**Exercise goal**: Copy out every line in the entries below that includes "this".

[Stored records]
■ ■ ■

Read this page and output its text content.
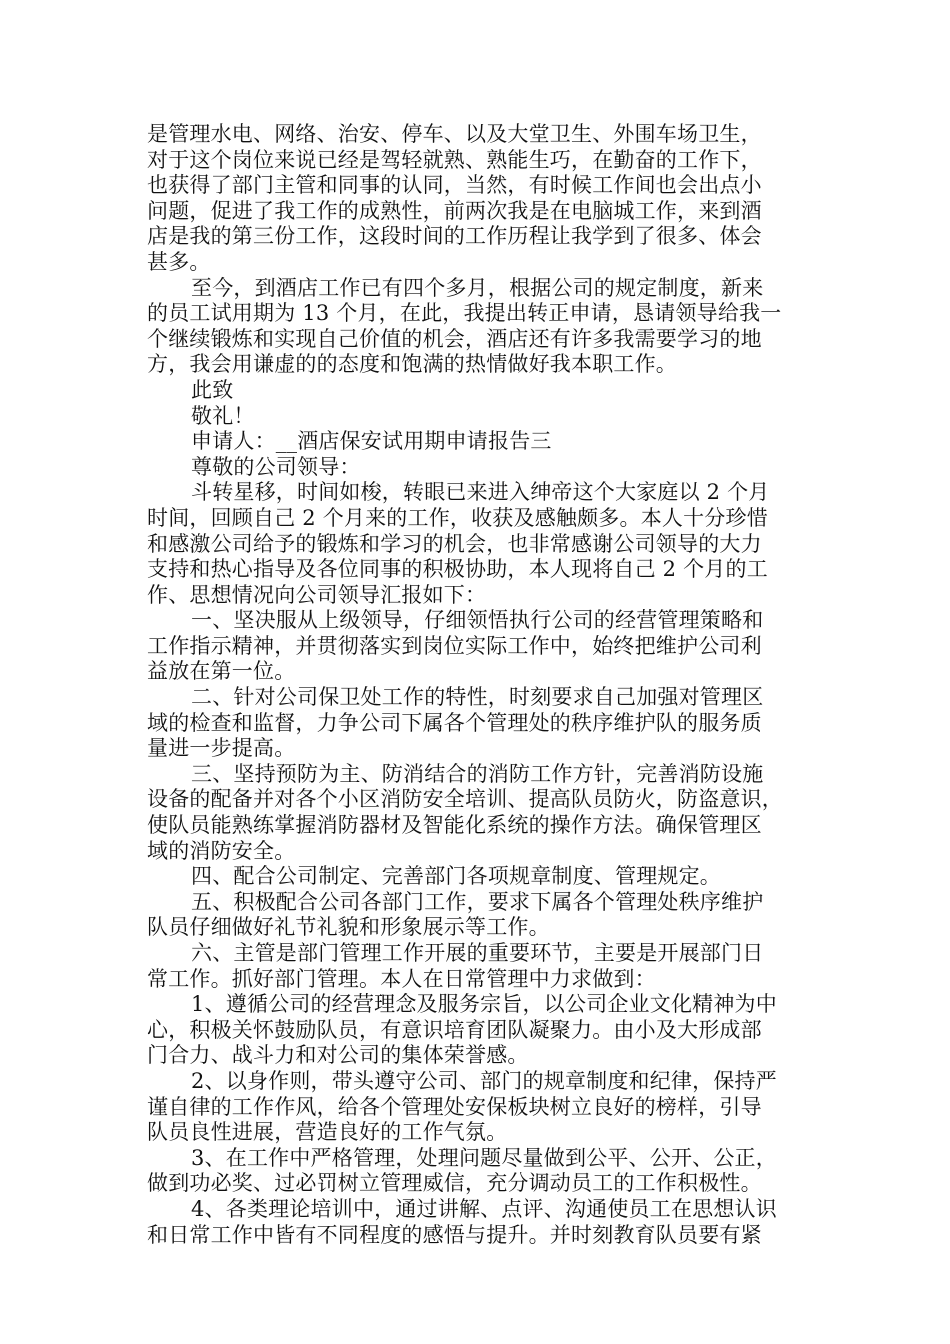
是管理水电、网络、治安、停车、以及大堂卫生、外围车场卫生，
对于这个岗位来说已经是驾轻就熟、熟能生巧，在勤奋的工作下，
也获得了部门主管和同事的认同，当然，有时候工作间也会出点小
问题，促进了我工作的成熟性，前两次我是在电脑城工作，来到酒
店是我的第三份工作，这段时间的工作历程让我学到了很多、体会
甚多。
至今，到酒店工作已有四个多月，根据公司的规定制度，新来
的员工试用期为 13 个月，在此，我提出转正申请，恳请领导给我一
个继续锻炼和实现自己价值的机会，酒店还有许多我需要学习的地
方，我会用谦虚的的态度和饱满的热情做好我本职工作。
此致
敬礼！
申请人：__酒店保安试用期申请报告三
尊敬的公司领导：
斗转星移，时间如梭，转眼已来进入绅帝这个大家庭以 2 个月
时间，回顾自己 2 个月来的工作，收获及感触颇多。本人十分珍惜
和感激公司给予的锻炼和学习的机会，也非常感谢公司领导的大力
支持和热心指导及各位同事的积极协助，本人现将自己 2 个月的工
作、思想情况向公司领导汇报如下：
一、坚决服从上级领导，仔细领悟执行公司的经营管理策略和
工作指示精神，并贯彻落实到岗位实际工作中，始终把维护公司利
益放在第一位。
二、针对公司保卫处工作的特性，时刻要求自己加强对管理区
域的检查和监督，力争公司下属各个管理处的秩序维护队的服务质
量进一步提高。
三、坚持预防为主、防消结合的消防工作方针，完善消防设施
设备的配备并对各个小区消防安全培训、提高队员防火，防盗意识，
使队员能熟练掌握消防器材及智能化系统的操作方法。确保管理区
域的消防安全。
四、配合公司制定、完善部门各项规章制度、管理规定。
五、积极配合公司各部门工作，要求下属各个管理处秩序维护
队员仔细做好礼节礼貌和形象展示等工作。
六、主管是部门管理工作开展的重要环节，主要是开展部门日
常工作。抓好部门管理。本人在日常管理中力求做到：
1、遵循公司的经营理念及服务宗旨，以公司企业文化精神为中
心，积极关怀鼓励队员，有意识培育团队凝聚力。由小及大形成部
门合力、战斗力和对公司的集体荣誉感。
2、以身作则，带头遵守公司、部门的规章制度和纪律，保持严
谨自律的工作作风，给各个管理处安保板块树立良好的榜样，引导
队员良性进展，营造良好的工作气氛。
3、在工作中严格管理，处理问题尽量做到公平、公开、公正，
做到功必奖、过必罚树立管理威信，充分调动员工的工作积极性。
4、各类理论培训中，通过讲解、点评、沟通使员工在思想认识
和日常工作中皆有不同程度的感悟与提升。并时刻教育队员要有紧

■ ■ ■

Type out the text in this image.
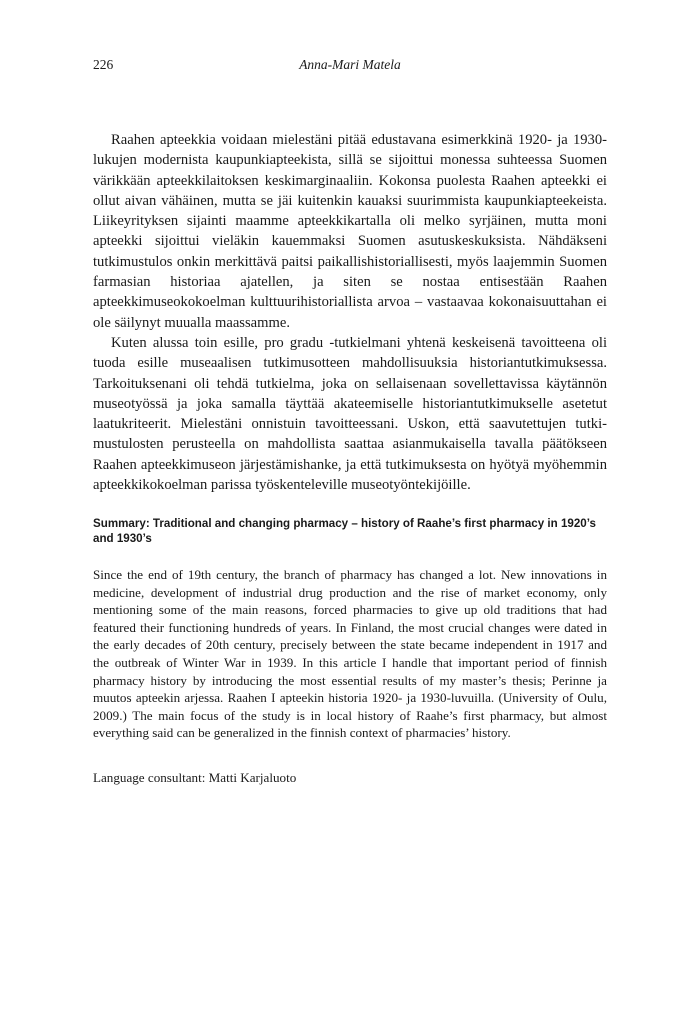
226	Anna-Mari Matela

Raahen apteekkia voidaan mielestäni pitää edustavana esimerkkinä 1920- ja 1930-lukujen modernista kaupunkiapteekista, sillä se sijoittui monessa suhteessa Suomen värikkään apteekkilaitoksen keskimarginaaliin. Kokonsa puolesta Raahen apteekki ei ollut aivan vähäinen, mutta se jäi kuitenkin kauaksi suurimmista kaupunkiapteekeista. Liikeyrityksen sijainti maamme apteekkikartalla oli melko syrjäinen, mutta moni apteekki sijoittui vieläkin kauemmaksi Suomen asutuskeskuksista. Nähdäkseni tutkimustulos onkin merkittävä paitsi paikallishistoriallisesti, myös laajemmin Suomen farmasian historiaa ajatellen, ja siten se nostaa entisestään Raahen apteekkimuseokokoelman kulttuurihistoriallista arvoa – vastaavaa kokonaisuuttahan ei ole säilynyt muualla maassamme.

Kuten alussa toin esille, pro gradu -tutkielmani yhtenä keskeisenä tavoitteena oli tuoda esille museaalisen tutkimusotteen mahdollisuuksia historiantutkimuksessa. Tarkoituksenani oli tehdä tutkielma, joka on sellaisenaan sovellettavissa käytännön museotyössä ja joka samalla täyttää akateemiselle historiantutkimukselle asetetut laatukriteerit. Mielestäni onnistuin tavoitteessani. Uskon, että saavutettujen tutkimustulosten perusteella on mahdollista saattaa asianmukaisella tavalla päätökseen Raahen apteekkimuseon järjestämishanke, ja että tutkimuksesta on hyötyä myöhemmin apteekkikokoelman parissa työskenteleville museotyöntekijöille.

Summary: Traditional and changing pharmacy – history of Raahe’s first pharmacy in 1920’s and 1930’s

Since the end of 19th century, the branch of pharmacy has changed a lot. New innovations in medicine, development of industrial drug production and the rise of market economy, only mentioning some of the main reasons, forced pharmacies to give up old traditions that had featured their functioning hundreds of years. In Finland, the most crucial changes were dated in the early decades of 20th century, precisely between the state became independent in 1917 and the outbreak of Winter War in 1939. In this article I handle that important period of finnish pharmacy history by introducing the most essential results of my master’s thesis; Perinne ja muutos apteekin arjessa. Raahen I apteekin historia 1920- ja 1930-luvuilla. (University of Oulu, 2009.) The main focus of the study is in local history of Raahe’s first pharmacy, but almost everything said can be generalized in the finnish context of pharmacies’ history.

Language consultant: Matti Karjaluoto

■ ■ ■

**Response**:
Read this page and output its text content.
Type out the text in this image.
Since the end of 19th century, the branch of pharmacy has changed a lot. New innovations in medicine, development of industrial drug production and the rise of market economy, only mentioning some of the main reasons, forced pharmacies to give up old traditions that had featured their functioning hundreds of years. In Finland, the most crucial changes were dated in the early decades of 20th century, precisely between the state became independent in 1917 and the outbreak of Winter War in 1939. In this article I handle that important period of finnish pharmacy history by introducing the most essential results of my master’s thesis; Perinne ja muutos apteekin arjessa. Raahen I apteekin historia 1920- ja 1930-luvuilla. (University of Oulu, 2009.) The main focus of the study is in local history of Raahe’s first pharmacy, but almost everything said can be generalized in the finnish context of pharmacies’ history.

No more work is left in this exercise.